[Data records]
---*---
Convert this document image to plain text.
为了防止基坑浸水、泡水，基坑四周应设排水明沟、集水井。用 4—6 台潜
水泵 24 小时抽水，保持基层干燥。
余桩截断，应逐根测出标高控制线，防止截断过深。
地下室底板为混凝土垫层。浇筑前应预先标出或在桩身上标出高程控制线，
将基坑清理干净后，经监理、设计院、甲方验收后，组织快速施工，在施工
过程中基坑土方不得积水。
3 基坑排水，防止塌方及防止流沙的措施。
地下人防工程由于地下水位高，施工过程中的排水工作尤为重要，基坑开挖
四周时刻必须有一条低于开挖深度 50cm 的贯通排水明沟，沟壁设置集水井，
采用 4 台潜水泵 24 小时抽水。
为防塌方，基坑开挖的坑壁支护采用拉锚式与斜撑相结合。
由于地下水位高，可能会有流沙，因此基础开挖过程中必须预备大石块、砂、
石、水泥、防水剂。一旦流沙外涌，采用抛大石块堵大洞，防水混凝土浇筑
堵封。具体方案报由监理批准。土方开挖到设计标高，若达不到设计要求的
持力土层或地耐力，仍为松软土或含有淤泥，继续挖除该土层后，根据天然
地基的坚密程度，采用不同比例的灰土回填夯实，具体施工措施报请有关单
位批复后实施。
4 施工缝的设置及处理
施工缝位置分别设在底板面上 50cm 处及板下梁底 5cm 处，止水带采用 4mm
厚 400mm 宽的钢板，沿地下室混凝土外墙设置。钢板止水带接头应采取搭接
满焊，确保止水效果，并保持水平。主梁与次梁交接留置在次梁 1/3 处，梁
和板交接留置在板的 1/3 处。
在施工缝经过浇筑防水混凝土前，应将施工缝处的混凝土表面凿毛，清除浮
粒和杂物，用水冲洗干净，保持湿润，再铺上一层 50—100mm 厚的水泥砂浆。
---*---
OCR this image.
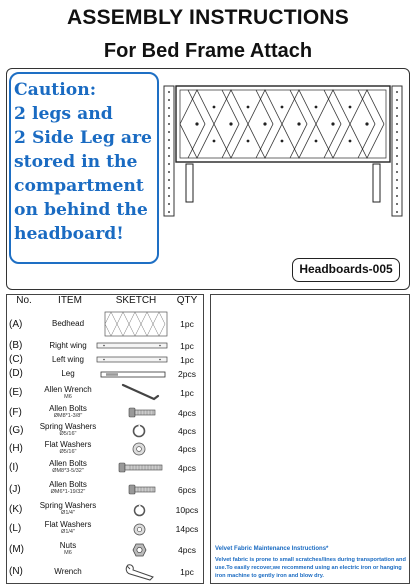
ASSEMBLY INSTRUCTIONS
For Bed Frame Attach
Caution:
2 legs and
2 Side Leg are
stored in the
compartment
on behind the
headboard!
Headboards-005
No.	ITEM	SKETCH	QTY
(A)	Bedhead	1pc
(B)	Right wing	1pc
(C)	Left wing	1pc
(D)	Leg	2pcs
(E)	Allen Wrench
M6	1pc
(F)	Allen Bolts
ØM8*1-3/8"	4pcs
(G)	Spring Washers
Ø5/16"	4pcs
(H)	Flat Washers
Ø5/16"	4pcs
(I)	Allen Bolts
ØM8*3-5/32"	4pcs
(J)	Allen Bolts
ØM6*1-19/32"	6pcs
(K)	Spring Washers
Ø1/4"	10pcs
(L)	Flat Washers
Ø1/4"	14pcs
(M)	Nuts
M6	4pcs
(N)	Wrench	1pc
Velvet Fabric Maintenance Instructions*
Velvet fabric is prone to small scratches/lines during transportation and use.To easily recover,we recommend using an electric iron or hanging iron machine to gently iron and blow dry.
---*---
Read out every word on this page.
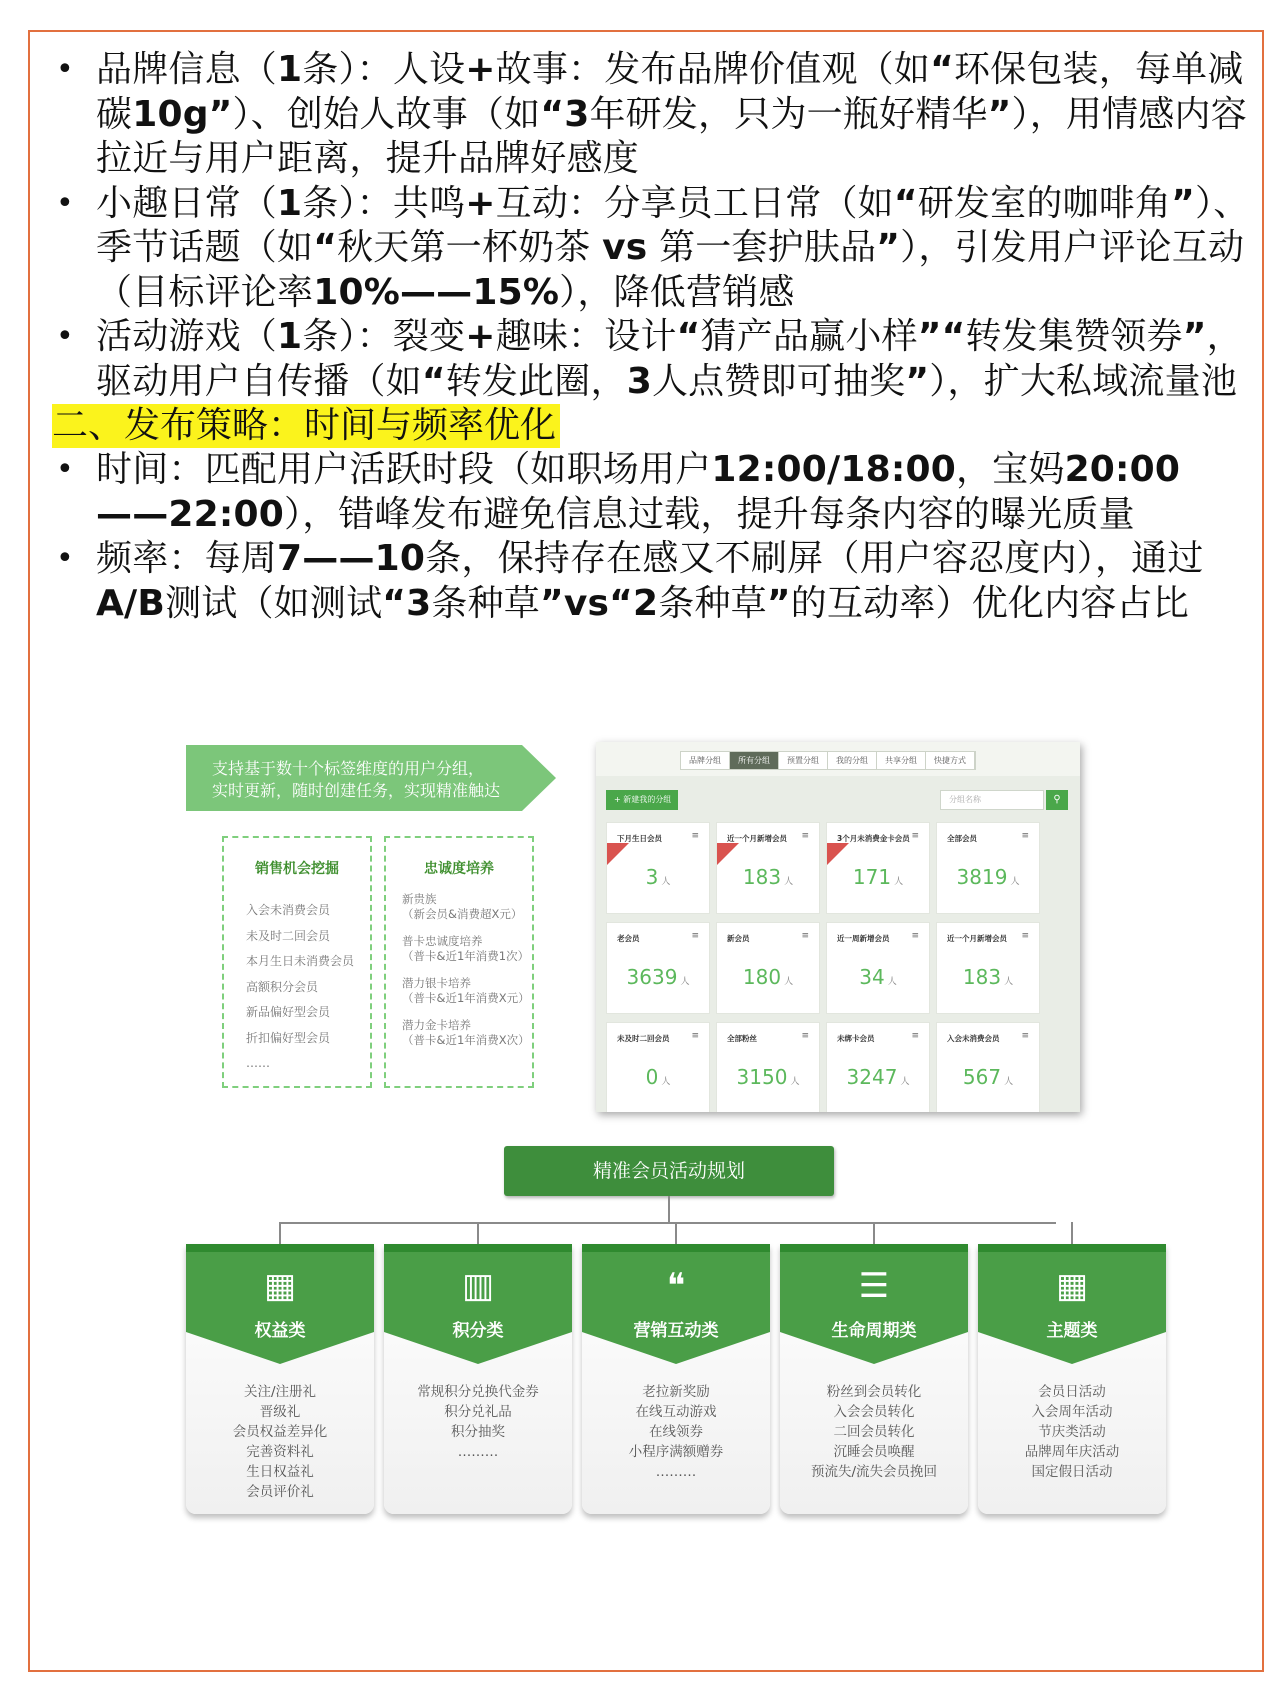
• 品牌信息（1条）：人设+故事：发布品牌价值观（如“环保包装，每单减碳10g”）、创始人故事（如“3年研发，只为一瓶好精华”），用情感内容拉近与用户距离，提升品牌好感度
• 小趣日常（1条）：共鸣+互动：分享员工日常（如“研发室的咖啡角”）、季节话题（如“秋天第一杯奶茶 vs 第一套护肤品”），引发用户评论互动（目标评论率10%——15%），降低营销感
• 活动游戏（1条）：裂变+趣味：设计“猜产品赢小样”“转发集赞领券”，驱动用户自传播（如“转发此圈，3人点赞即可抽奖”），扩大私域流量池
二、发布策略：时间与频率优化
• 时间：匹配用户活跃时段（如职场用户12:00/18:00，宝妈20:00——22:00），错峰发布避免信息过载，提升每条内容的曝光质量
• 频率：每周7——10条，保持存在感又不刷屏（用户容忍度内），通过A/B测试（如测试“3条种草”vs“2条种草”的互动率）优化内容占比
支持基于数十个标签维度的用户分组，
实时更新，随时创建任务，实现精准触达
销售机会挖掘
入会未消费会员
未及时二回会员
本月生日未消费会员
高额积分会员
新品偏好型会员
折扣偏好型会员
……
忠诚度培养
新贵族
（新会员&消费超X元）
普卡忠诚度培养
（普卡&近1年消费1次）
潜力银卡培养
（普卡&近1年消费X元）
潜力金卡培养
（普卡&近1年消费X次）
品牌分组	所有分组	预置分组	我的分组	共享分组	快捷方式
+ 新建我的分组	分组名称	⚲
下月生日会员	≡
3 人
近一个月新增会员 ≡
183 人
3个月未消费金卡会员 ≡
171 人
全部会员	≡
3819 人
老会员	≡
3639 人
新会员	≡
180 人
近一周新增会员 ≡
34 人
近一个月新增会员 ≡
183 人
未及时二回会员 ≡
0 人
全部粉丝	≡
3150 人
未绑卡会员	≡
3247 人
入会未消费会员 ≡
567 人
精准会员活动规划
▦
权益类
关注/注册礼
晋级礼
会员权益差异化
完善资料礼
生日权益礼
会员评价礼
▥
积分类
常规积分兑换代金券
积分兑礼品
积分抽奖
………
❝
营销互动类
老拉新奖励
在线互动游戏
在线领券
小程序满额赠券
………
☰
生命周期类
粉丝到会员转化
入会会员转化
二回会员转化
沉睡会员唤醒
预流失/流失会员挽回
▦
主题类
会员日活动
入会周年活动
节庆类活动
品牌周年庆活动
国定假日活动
---*---
■ WRITTEN REQUEST ■
From the entries above, return each line with the word "this" in it.

■ THE RESPONSE ■
Convert this document image to plain text.
OCR this image.
Read out every word on this page.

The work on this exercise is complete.